§ **What is asked**
Below is a block of records; repeat each one exactly.

▶

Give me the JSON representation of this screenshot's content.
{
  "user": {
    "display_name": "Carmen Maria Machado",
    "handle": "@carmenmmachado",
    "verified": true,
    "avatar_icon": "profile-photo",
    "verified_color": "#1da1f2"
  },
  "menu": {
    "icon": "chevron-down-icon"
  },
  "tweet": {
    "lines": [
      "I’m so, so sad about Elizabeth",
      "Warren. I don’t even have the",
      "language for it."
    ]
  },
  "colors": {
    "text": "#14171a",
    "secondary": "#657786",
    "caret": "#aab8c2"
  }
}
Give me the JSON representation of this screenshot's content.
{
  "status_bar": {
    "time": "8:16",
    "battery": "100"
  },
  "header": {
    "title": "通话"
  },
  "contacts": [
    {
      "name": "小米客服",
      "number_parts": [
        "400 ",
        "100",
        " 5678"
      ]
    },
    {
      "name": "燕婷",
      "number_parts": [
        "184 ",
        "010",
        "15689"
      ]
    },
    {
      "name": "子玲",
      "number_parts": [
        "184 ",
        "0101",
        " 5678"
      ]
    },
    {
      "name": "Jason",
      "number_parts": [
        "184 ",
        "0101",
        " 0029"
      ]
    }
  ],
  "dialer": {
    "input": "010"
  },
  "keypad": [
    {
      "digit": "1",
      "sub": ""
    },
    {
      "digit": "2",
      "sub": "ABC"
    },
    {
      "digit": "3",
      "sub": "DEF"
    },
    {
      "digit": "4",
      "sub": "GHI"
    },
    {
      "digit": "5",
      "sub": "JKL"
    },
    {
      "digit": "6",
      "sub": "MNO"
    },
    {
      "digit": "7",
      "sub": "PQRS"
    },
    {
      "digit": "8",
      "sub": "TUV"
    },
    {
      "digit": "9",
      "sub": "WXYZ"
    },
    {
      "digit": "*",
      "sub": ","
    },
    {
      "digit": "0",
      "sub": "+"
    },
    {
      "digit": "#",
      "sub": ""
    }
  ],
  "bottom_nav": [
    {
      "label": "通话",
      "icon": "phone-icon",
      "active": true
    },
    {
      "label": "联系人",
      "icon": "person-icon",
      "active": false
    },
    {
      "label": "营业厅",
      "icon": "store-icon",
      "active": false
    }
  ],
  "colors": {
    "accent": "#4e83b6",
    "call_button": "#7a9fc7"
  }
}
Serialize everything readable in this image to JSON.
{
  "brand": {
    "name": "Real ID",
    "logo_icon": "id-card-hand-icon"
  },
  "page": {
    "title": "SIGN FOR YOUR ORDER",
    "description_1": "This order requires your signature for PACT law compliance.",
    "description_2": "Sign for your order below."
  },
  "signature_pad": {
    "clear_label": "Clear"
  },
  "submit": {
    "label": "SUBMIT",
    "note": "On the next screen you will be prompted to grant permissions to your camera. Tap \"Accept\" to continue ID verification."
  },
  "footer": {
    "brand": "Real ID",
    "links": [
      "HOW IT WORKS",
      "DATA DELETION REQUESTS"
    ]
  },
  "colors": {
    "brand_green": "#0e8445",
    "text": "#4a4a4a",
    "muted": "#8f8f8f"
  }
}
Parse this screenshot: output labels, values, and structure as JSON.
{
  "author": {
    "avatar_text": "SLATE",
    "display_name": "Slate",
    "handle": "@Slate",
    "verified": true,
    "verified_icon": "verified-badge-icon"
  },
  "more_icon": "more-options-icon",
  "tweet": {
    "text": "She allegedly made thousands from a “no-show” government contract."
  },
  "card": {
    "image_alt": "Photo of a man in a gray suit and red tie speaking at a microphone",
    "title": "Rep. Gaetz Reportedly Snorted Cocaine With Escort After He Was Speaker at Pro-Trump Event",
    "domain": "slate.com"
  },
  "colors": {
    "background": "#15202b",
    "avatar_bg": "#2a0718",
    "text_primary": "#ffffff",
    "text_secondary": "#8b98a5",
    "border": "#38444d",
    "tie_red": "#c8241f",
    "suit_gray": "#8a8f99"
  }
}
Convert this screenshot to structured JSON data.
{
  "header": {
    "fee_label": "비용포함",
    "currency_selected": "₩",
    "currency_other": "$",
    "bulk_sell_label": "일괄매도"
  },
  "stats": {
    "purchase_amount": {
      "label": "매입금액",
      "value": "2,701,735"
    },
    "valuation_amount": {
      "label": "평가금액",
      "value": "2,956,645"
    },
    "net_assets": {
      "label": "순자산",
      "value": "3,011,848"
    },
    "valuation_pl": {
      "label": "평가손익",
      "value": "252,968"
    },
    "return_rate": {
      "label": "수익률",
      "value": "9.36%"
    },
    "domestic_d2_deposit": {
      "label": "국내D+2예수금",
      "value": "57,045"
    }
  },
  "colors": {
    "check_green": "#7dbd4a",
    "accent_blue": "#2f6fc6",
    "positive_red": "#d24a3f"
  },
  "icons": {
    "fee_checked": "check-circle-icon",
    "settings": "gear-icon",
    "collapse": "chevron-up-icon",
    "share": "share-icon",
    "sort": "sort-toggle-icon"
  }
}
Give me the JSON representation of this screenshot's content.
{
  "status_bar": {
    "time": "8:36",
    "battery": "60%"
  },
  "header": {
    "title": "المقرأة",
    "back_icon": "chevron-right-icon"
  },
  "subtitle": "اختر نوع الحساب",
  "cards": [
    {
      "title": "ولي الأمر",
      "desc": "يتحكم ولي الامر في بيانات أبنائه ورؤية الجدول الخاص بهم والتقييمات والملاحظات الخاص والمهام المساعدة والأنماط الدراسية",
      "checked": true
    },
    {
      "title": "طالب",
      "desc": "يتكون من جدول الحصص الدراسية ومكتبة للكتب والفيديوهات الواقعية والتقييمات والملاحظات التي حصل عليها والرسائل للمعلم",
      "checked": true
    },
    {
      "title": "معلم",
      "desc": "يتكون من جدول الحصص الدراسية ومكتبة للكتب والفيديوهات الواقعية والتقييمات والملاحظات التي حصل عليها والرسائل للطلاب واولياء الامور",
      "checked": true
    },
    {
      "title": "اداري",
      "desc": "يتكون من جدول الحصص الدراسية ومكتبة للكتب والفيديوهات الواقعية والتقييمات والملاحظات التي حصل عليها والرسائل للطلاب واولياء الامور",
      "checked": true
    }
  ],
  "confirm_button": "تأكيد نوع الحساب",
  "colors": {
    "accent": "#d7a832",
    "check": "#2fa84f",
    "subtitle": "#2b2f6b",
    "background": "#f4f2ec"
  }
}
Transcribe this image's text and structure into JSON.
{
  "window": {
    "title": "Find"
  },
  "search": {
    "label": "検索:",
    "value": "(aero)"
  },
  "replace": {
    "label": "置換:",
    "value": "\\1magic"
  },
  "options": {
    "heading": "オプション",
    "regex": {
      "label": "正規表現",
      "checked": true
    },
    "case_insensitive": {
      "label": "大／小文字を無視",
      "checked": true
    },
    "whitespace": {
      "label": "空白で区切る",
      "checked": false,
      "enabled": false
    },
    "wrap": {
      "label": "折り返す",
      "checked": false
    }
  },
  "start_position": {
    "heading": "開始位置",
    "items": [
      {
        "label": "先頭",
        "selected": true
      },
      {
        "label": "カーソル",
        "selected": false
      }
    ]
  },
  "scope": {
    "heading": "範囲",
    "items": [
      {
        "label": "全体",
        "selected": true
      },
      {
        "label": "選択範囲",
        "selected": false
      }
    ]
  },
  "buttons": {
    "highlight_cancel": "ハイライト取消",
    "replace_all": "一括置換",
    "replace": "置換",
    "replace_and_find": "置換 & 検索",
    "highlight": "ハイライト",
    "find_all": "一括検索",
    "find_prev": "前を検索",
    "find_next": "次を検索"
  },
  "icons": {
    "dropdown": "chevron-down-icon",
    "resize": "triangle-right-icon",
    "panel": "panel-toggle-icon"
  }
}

◀

§ **Task result**
Give me the JSON representation of this screenshot's content.
{
  "user": {
    "display_name": "Carmen Maria Machado",
    "handle": "@carmenmmachado",
    "verified": true,
    "avatar_icon": "profile-photo",
    "verified_color": "#1da1f2"
  },
  "menu": {
    "icon": "chevron-down-icon"
  },
  "tweet": {
    "lines": [
      "I’m so, so sad about Elizabeth",
      "Warren. I don’t even have the",
      "language for it."
    ]
  },
  "colors": {
    "text": "#14171a",
    "secondary": "#657786",
    "caret": "#aab8c2"
  }
}
Give me the JSON representation of this screenshot's content.
{
  "status_bar": {
    "time": "8:16",
    "battery": "100"
  },
  "header": {
    "title": "通话"
  },
  "contacts": [
    {
      "name": "小米客服",
      "number_parts": [
        "400 ",
        "100",
        " 5678"
      ]
    },
    {
      "name": "燕婷",
      "number_parts": [
        "184 ",
        "010",
        "15689"
      ]
    },
    {
      "name": "子玲",
      "number_parts": [
        "184 ",
        "0101",
        " 5678"
      ]
    },
    {
      "name": "Jason",
      "number_parts": [
        "184 ",
        "0101",
        " 0029"
      ]
    }
  ],
  "dialer": {
    "input": "010"
  },
  "keypad": [
    {
      "digit": "1",
      "sub": ""
    },
    {
      "digit": "2",
      "sub": "ABC"
    },
    {
      "digit": "3",
      "sub": "DEF"
    },
    {
      "digit": "4",
      "sub": "GHI"
    },
    {
      "digit": "5",
      "sub": "JKL"
    },
    {
      "digit": "6",
      "sub": "MNO"
    },
    {
      "digit": "7",
      "sub": "PQRS"
    },
    {
      "digit": "8",
      "sub": "TUV"
    },
    {
      "digit": "9",
      "sub": "WXYZ"
    },
    {
      "digit": "*",
      "sub": ","
    },
    {
      "digit": "0",
      "sub": "+"
    },
    {
      "digit": "#",
      "sub": ""
    }
  ],
  "bottom_nav": [
    {
      "label": "通话",
      "icon": "phone-icon",
      "active": true
    },
    {
      "label": "联系人",
      "icon": "person-icon",
      "active": false
    },
    {
      "label": "营业厅",
      "icon": "store-icon",
      "active": false
    }
  ],
  "colors": {
    "accent": "#4e83b6",
    "call_button": "#7a9fc7"
  }
}
Serialize everything readable in this image to JSON.
{
  "brand": {
    "name": "Real ID",
    "logo_icon": "id-card-hand-icon"
  },
  "page": {
    "title": "SIGN FOR YOUR ORDER",
    "description_1": "This order requires your signature for PACT law compliance.",
    "description_2": "Sign for your order below."
  },
  "signature_pad": {
    "clear_label": "Clear"
  },
  "submit": {
    "label": "SUBMIT",
    "note": "On the next screen you will be prompted to grant permissions to your camera. Tap \"Accept\" to continue ID verification."
  },
  "footer": {
    "brand": "Real ID",
    "links": [
      "HOW IT WORKS",
      "DATA DELETION REQUESTS"
    ]
  },
  "colors": {
    "brand_green": "#0e8445",
    "text": "#4a4a4a",
    "muted": "#8f8f8f"
  }
}
Parse this screenshot: output labels, values, and structure as JSON.
{
  "author": {
    "avatar_text": "SLATE",
    "display_name": "Slate",
    "handle": "@Slate",
    "verified": true,
    "verified_icon": "verified-badge-icon"
  },
  "more_icon": "more-options-icon",
  "tweet": {
    "text": "She allegedly made thousands from a “no-show” government contract."
  },
  "card": {
    "image_alt": "Photo of a man in a gray suit and red tie speaking at a microphone",
    "title": "Rep. Gaetz Reportedly Snorted Cocaine With Escort After He Was Speaker at Pro-Trump Event",
    "domain": "slate.com"
  },
  "colors": {
    "background": "#15202b",
    "avatar_bg": "#2a0718",
    "text_primary": "#ffffff",
    "text_secondary": "#8b98a5",
    "border": "#38444d",
    "tie_red": "#c8241f",
    "suit_gray": "#8a8f99"
  }
}
Convert this screenshot to structured JSON data.
{
  "header": {
    "fee_label": "비용포함",
    "currency_selected": "₩",
    "currency_other": "$",
    "bulk_sell_label": "일괄매도"
  },
  "stats": {
    "purchase_amount": {
      "label": "매입금액",
      "value": "2,701,735"
    },
    "valuation_amount": {
      "label": "평가금액",
      "value": "2,956,645"
    },
    "net_assets": {
      "label": "순자산",
      "value": "3,011,848"
    },
    "valuation_pl": {
      "label": "평가손익",
      "value": "252,968"
    },
    "return_rate": {
      "label": "수익률",
      "value": "9.36%"
    },
    "domestic_d2_deposit": {
      "label": "국내D+2예수금",
      "value": "57,045"
    }
  },
  "colors": {
    "check_green": "#7dbd4a",
    "accent_blue": "#2f6fc6",
    "positive_red": "#d24a3f"
  },
  "icons": {
    "fee_checked": "check-circle-icon",
    "settings": "gear-icon",
    "collapse": "chevron-up-icon",
    "share": "share-icon",
    "sort": "sort-toggle-icon"
  }
}
Give me the JSON representation of this screenshot's content.
{
  "status_bar": {
    "time": "8:36",
    "battery": "60%"
  },
  "header": {
    "title": "المقرأة",
    "back_icon": "chevron-right-icon"
  },
  "subtitle": "اختر نوع الحساب",
  "cards": [
    {
      "title": "ولي الأمر",
      "desc": "يتحكم ولي الامر في بيانات أبنائه ورؤية الجدول الخاص بهم والتقييمات والملاحظات الخاص والمهام المساعدة والأنماط الدراسية",
      "checked": true
    },
    {
      "title": "طالب",
      "desc": "يتكون من جدول الحصص الدراسية ومكتبة للكتب والفيديوهات الواقعية والتقييمات والملاحظات التي حصل عليها والرسائل للمعلم",
      "checked": true
    },
    {
      "title": "معلم",
      "desc": "يتكون من جدول الحصص الدراسية ومكتبة للكتب والفيديوهات الواقعية والتقييمات والملاحظات التي حصل عليها والرسائل للطلاب واولياء الامور",
      "checked": true
    },
    {
      "title": "اداري",
      "desc": "يتكون من جدول الحصص الدراسية ومكتبة للكتب والفيديوهات الواقعية والتقييمات والملاحظات التي حصل عليها والرسائل للطلاب واولياء الامور",
      "checked": true
    }
  ],
  "confirm_button": "تأكيد نوع الحساب",
  "colors": {
    "accent": "#d7a832",
    "check": "#2fa84f",
    "subtitle": "#2b2f6b",
    "background": "#f4f2ec"
  }
}
Transcribe this image's text and structure into JSON.
{
  "window": {
    "title": "Find"
  },
  "search": {
    "label": "検索:",
    "value": "(aero)"
  },
  "replace": {
    "label": "置換:",
    "value": "\\1magic"
  },
  "options": {
    "heading": "オプション",
    "regex": {
      "label": "正規表現",
      "checked": true
    },
    "case_insensitive": {
      "label": "大／小文字を無視",
      "checked": true
    },
    "whitespace": {
      "label": "空白で区切る",
      "checked": false,
      "enabled": false
    },
    "wrap": {
      "label": "折り返す",
      "checked": false
    }
  },
  "start_position": {
    "heading": "開始位置",
    "items": [
      {
        "label": "先頭",
        "selected": true
      },
      {
        "label": "カーソル",
        "selected": false
      }
    ]
  },
  "scope": {
    "heading": "範囲",
    "items": [
      {
        "label": "全体",
        "selected": true
      },
      {
        "label": "選択範囲",
        "selected": false
      }
    ]
  },
  "buttons": {
    "highlight_cancel": "ハイライト取消",
    "replace_all": "一括置換",
    "replace": "置換",
    "replace_and_find": "置換 & 検索",
    "highlight": "ハイライト",
    "find_all": "一括検索",
    "find_prev": "前を検索",
    "find_next": "次を検索"
  },
  "icons": {
    "dropdown": "chevron-down-icon",
    "resize": "triangle-right-icon",
    "panel": "panel-toggle-icon"
  }
}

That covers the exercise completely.